- [Exercise details]: Looking at the listing, state how many of its lines contain the string "their". Write only the number.

- [Data listing]:
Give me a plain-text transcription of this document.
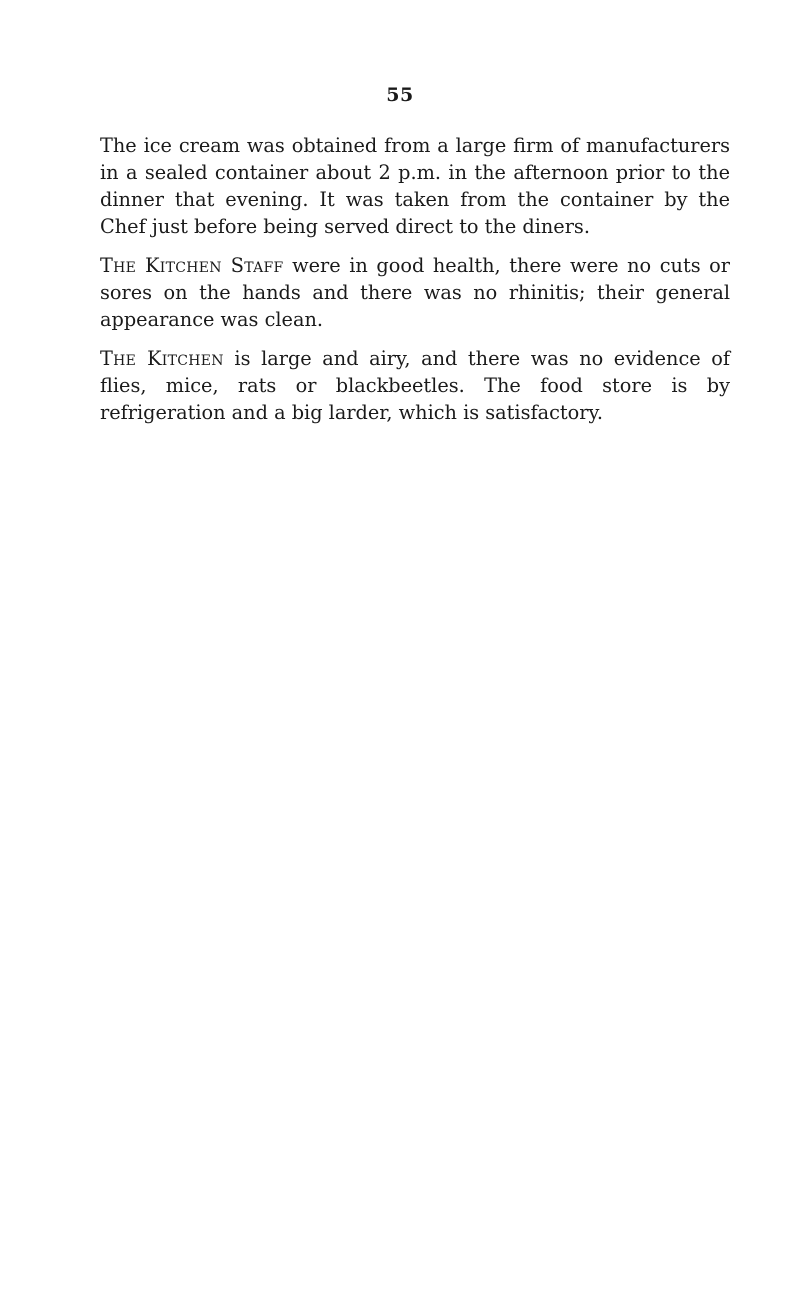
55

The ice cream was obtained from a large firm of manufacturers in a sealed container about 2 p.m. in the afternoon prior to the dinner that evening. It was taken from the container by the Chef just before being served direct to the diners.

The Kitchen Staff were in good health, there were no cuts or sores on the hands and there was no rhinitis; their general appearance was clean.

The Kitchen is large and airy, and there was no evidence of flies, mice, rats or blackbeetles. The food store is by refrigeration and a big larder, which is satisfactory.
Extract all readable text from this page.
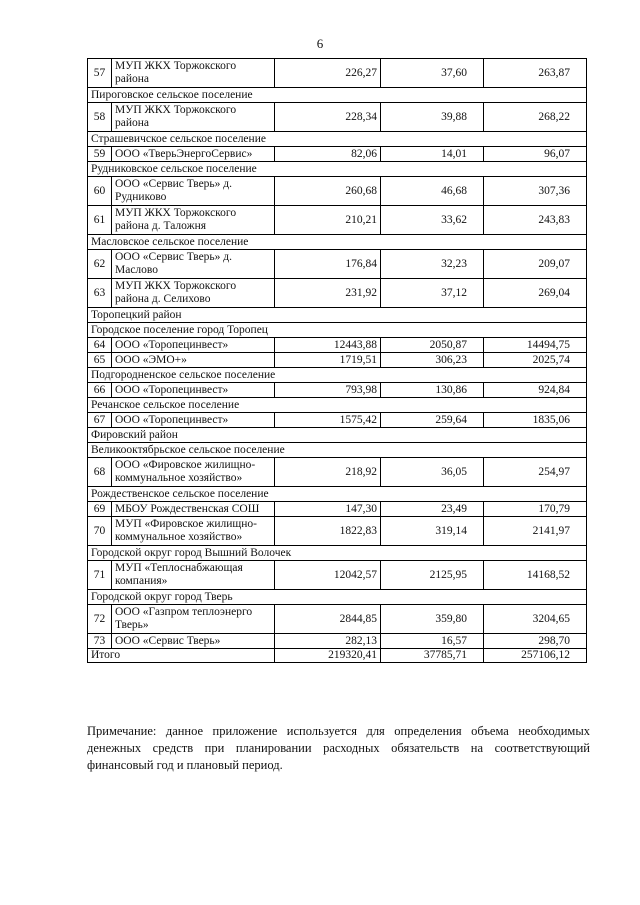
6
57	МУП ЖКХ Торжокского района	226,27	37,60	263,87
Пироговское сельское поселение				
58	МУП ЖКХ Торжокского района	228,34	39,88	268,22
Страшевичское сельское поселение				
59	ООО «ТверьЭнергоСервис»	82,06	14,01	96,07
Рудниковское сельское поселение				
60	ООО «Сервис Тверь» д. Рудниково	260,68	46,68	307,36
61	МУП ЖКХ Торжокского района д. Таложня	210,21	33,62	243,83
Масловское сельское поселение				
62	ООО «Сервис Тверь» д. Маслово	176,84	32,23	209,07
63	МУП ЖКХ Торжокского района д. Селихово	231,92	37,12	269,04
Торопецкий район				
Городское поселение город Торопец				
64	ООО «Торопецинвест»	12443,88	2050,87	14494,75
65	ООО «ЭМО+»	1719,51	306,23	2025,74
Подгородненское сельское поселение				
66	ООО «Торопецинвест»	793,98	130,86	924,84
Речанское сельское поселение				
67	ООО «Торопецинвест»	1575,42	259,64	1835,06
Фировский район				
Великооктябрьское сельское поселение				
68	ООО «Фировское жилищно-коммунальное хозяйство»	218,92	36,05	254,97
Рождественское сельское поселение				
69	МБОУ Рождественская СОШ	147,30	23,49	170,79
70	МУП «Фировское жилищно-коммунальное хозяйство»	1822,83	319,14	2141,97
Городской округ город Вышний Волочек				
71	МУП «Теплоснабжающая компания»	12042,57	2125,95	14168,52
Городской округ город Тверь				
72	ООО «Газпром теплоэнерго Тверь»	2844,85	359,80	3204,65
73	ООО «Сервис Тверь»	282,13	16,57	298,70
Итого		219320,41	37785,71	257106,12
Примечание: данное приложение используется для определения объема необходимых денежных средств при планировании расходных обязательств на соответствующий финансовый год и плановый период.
==
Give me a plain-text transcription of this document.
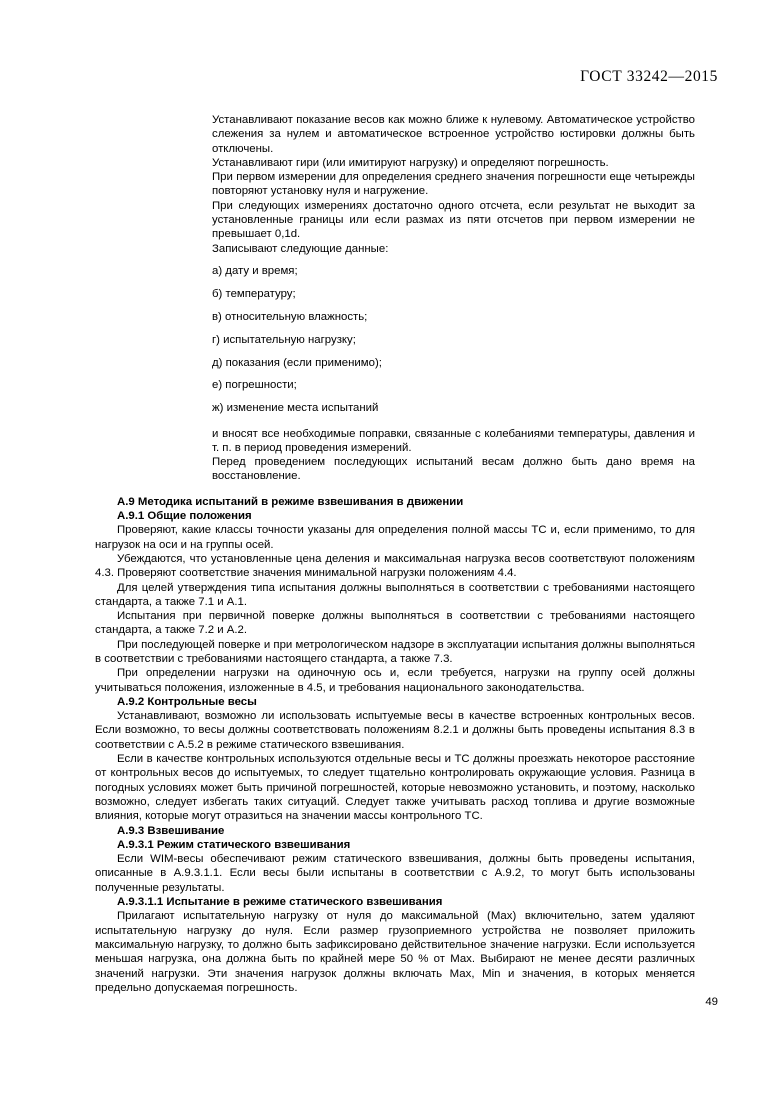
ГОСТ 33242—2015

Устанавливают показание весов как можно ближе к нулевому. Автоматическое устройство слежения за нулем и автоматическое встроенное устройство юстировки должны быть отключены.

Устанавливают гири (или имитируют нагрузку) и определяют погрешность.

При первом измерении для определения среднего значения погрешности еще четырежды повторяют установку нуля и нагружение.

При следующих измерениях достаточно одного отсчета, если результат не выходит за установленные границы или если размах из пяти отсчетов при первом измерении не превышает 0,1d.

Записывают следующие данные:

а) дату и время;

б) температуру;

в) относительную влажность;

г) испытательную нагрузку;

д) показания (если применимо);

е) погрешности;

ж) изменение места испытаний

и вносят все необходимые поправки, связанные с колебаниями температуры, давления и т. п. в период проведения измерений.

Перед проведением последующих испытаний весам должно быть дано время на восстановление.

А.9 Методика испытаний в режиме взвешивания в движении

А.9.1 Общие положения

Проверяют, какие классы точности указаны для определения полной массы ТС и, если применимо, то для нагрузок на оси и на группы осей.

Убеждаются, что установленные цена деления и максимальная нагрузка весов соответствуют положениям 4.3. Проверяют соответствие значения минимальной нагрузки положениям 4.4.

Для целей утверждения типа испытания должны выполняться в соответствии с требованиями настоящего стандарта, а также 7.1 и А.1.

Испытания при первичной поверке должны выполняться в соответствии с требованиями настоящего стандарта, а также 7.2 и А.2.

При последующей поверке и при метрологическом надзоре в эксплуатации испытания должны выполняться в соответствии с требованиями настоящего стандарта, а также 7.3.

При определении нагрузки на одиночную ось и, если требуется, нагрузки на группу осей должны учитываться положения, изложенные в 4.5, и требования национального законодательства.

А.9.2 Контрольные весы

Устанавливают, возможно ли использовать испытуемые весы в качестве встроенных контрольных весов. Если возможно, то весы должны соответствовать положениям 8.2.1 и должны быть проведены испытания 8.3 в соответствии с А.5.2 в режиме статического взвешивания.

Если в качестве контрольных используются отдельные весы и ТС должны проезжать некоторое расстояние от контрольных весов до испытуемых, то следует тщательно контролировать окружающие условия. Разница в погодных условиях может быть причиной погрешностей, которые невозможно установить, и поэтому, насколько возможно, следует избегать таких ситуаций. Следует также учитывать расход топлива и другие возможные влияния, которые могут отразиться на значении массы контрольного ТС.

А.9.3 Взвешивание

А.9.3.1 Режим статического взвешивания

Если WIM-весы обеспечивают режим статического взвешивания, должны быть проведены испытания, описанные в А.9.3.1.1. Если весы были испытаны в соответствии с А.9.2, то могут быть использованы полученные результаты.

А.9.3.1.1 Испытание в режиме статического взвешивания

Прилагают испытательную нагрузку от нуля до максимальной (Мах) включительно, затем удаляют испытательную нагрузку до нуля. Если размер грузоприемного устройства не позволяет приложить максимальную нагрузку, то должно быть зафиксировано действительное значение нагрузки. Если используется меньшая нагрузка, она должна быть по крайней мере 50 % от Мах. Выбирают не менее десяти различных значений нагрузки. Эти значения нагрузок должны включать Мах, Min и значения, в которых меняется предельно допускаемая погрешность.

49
--
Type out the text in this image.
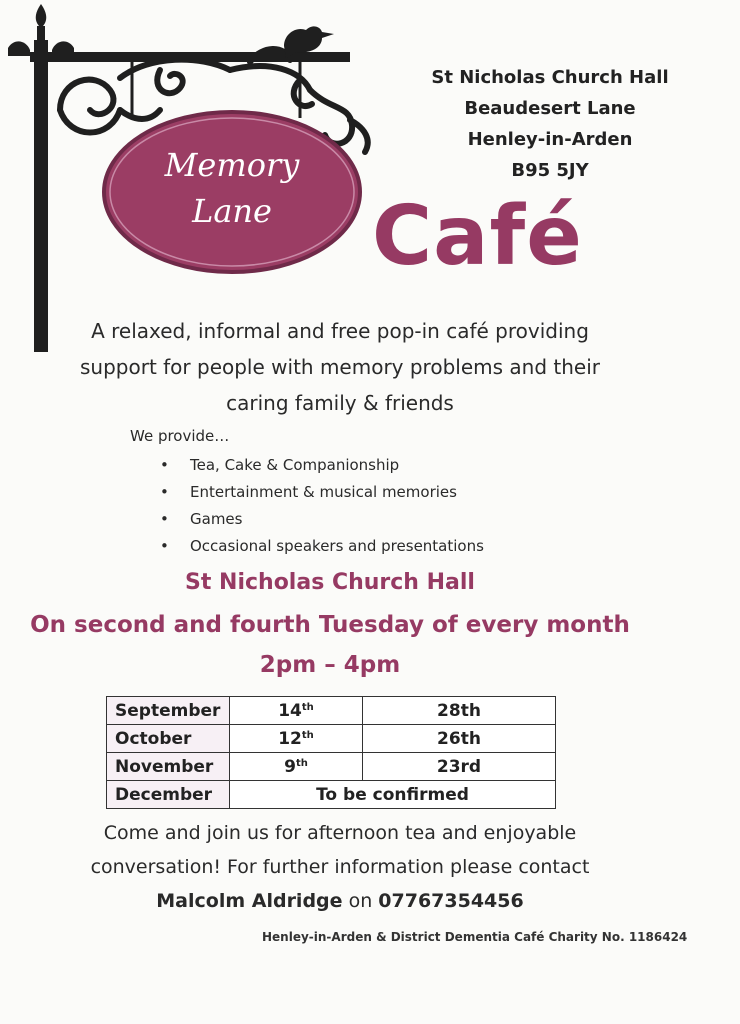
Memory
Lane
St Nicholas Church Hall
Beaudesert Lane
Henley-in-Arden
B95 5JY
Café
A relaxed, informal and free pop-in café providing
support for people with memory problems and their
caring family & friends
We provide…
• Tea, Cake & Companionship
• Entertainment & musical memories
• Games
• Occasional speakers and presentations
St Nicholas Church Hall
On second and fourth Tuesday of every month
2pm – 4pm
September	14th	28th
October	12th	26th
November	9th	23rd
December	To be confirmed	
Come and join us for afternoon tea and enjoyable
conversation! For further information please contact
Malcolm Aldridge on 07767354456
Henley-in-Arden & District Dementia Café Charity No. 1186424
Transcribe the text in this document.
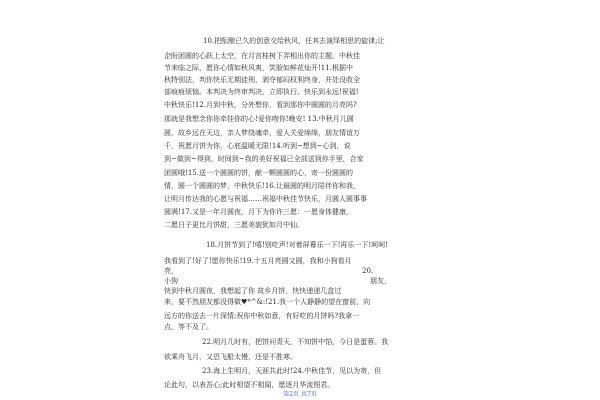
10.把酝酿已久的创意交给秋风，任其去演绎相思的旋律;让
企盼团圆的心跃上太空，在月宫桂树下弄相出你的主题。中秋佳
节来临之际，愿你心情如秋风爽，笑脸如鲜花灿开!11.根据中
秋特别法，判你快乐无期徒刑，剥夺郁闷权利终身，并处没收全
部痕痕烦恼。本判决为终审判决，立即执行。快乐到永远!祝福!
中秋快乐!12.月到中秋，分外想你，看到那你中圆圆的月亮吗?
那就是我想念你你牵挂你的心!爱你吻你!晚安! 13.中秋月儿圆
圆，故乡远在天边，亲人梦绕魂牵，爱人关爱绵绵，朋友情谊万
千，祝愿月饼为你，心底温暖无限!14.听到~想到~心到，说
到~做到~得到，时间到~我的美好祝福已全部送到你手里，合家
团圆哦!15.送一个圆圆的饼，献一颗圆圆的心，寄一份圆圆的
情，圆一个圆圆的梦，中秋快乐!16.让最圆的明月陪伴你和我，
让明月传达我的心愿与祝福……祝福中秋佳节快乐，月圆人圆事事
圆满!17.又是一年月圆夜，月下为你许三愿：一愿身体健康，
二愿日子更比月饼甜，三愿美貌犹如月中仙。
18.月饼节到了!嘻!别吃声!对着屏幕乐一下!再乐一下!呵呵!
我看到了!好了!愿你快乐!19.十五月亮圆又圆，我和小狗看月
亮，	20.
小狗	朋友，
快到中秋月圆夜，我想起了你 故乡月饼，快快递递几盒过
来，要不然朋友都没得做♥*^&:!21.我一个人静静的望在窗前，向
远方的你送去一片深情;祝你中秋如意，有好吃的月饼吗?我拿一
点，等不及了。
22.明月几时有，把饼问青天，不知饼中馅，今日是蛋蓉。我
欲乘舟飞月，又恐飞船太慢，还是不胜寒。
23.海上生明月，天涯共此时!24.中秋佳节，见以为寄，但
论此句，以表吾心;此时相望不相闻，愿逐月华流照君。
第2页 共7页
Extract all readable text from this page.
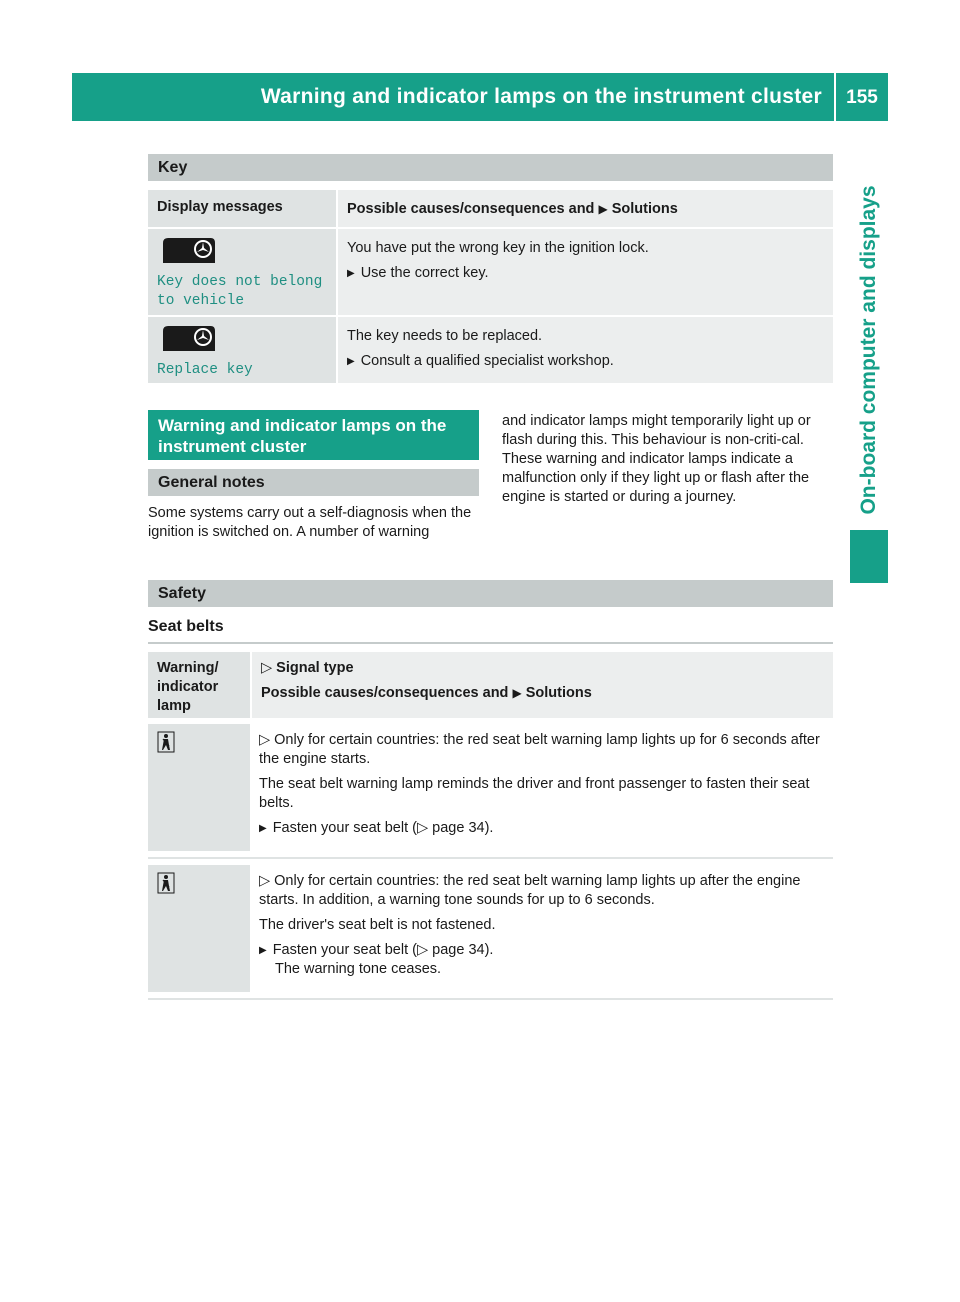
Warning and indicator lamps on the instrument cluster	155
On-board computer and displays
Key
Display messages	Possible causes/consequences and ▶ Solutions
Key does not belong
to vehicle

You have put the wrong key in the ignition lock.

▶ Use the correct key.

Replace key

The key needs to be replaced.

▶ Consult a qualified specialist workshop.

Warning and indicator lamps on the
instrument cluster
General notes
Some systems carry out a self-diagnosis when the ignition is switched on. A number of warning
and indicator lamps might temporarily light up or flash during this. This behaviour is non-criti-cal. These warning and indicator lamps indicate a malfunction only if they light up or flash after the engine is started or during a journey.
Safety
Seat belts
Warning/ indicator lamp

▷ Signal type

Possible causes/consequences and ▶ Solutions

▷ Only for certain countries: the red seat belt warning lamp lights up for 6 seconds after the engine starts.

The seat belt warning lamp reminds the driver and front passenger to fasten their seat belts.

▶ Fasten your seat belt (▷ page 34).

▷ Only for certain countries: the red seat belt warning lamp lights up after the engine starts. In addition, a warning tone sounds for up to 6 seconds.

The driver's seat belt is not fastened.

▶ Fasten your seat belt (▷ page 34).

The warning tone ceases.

- [Correct response]: 3